Task goal: Rewrite the material below with every "x-tick-label" changed to "x-axis-tick" and everything else left as it is.

Task inputs:

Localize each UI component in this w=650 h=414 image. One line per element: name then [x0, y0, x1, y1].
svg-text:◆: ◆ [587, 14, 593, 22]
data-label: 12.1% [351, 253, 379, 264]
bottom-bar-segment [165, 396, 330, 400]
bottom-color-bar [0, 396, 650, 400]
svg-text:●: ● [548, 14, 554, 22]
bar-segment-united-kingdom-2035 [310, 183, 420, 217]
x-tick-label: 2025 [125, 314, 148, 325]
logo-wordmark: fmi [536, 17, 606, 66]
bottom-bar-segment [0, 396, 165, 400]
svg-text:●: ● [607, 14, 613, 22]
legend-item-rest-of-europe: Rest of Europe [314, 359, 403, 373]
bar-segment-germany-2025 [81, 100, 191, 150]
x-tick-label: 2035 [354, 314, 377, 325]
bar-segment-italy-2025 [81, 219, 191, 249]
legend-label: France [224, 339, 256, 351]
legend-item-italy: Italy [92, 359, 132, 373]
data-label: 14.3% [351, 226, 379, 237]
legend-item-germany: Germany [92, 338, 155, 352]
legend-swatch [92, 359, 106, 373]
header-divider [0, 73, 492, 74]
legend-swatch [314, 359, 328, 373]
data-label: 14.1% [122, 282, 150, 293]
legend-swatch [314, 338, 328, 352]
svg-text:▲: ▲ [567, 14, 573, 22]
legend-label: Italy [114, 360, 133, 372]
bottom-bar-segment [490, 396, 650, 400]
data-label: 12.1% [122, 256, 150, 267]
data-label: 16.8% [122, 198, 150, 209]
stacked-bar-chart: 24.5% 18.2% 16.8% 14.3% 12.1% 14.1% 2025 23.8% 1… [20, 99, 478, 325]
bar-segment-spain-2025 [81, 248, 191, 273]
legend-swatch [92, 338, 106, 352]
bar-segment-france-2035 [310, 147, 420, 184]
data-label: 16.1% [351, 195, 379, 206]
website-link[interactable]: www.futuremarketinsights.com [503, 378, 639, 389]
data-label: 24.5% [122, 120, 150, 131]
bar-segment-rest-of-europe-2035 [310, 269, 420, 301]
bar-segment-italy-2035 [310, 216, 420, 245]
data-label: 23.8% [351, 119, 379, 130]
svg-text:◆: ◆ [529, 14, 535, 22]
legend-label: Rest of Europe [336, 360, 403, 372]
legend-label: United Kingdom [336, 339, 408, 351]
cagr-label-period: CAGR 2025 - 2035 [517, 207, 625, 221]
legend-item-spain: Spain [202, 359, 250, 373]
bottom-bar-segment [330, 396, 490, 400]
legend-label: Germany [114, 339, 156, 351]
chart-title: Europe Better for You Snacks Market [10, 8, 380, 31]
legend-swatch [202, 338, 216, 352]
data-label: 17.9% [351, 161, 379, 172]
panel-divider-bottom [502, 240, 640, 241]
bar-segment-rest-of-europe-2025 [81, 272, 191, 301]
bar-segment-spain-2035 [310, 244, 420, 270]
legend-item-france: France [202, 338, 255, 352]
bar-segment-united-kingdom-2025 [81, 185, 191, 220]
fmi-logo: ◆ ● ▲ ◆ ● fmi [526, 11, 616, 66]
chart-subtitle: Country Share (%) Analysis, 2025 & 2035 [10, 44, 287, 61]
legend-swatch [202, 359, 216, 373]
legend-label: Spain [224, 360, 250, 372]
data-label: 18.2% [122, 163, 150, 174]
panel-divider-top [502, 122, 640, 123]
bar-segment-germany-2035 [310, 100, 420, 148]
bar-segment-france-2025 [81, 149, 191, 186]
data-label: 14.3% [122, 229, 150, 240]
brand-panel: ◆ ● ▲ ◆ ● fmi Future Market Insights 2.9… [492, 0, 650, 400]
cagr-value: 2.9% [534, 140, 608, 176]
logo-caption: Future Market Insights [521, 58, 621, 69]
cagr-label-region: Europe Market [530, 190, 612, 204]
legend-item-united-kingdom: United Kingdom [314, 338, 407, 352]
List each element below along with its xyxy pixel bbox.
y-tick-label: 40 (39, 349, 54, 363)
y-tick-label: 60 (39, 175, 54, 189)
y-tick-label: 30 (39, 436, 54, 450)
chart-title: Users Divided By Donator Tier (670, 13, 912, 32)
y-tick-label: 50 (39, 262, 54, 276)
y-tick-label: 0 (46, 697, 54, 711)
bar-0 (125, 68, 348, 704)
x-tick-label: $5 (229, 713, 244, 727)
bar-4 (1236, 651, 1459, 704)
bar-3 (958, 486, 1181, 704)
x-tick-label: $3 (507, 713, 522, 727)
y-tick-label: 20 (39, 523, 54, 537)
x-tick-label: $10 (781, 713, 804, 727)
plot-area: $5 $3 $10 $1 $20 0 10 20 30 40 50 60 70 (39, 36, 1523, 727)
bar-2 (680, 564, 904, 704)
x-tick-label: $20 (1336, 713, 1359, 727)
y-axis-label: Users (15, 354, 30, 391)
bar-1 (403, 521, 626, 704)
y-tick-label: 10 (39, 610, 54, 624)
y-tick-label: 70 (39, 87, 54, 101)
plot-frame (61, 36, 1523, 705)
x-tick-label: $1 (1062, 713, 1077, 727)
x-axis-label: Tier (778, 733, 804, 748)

The output:
Localize each UI component in this w=650 h=414 image. One line per element: name then [x0, y0, x1, y1].
svg-text:◆: ◆ [587, 14, 593, 22]
data-label: 12.1% [351, 253, 379, 264]
bottom-bar-segment [165, 396, 330, 400]
bottom-color-bar [0, 396, 650, 400]
svg-text:●: ● [548, 14, 554, 22]
bar-segment-united-kingdom-2035 [310, 183, 420, 217]
x-axis-tick: 2025 [125, 314, 148, 325]
logo-wordmark: fmi [536, 17, 606, 66]
bottom-bar-segment [0, 396, 165, 400]
svg-text:●: ● [607, 14, 613, 22]
legend-item-rest-of-europe: Rest of Europe [314, 359, 403, 373]
bar-segment-germany-2025 [81, 100, 191, 150]
x-axis-tick: 2035 [354, 314, 377, 325]
bar-segment-italy-2025 [81, 219, 191, 249]
legend-label: France [224, 339, 256, 351]
legend-item-italy: Italy [92, 359, 132, 373]
data-label: 14.3% [351, 226, 379, 237]
legend-item-germany: Germany [92, 338, 155, 352]
legend-swatch [92, 359, 106, 373]
header-divider [0, 73, 492, 74]
legend-swatch [314, 359, 328, 373]
data-label: 14.1% [122, 282, 150, 293]
legend-swatch [314, 338, 328, 352]
svg-text:▲: ▲ [567, 14, 573, 22]
legend-label: Italy [114, 360, 133, 372]
bottom-bar-segment [490, 396, 650, 400]
data-label: 12.1% [122, 256, 150, 267]
data-label: 16.8% [122, 198, 150, 209]
stacked-bar-chart: 24.5% 18.2% 16.8% 14.3% 12.1% 14.1% 2025 23.8% 1… [20, 99, 478, 325]
bar-segment-spain-2025 [81, 248, 191, 273]
legend-swatch [92, 338, 106, 352]
bar-segment-france-2035 [310, 147, 420, 184]
data-label: 16.1% [351, 195, 379, 206]
website-link[interactable]: www.futuremarketinsights.com [503, 378, 639, 389]
data-label: 24.5% [122, 120, 150, 131]
bar-segment-rest-of-europe-2035 [310, 269, 420, 301]
bar-segment-italy-2035 [310, 216, 420, 245]
data-label: 23.8% [351, 119, 379, 130]
svg-text:◆: ◆ [529, 14, 535, 22]
legend-label: Rest of Europe [336, 360, 403, 372]
legend-label: United Kingdom [336, 339, 408, 351]
cagr-label-period: CAGR 2025 - 2035 [517, 207, 625, 221]
legend-item-spain: Spain [202, 359, 250, 373]
bottom-bar-segment [330, 396, 490, 400]
legend-label: Germany [114, 339, 156, 351]
chart-title: Europe Better for You Snacks Market [10, 8, 380, 31]
legend-swatch [202, 338, 216, 352]
data-label: 17.9% [351, 161, 379, 172]
panel-divider-bottom [502, 240, 640, 241]
bar-segment-rest-of-europe-2025 [81, 272, 191, 301]
bar-segment-spain-2035 [310, 244, 420, 270]
legend-item-france: France [202, 338, 255, 352]
bar-segment-united-kingdom-2025 [81, 185, 191, 220]
fmi-logo: ◆ ● ▲ ◆ ● fmi [526, 11, 616, 66]
chart-subtitle: Country Share (%) Analysis, 2025 & 2035 [10, 44, 287, 61]
legend-swatch [202, 359, 216, 373]
legend-label: Spain [224, 360, 250, 372]
data-label: 18.2% [122, 163, 150, 174]
panel-divider-top [502, 122, 640, 123]
bar-segment-germany-2035 [310, 100, 420, 148]
bar-segment-france-2025 [81, 149, 191, 186]
data-label: 14.3% [122, 229, 150, 240]
brand-panel: ◆ ● ▲ ◆ ● fmi Future Market Insights 2.9… [492, 0, 650, 400]
cagr-value: 2.9% [534, 140, 608, 176]
logo-caption: Future Market Insights [521, 58, 621, 69]
cagr-label-region: Europe Market [530, 190, 612, 204]
legend-item-united-kingdom: United Kingdom [314, 338, 407, 352]
List each element below along with its xyxy pixel bbox.
y-tick-label: 40 (39, 349, 54, 363)
y-tick-label: 60 (39, 175, 54, 189)
y-tick-label: 30 (39, 436, 54, 450)
chart-title: Users Divided By Donator Tier (670, 13, 912, 32)
y-tick-label: 50 (39, 262, 54, 276)
y-tick-label: 0 (46, 697, 54, 711)
bar-0 (125, 68, 348, 704)
x-axis-tick: $5 (229, 713, 244, 727)
bar-4 (1236, 651, 1459, 704)
bar-3 (958, 486, 1181, 704)
x-axis-tick: $3 (507, 713, 522, 727)
y-tick-label: 20 (39, 523, 54, 537)
x-axis-tick: $10 (781, 713, 804, 727)
plot-area: $5 $3 $10 $1 $20 0 10 20 30 40 50 60 70 (39, 36, 1523, 727)
bar-2 (680, 564, 904, 704)
x-axis-tick: $20 (1336, 713, 1359, 727)
y-axis-label: Users (15, 354, 30, 391)
bar-1 (403, 521, 626, 704)
y-tick-label: 10 (39, 610, 54, 624)
y-tick-label: 70 (39, 87, 54, 101)
plot-frame (61, 36, 1523, 705)
x-axis-tick: $1 (1062, 713, 1077, 727)
x-axis-label: Tier (778, 733, 804, 748)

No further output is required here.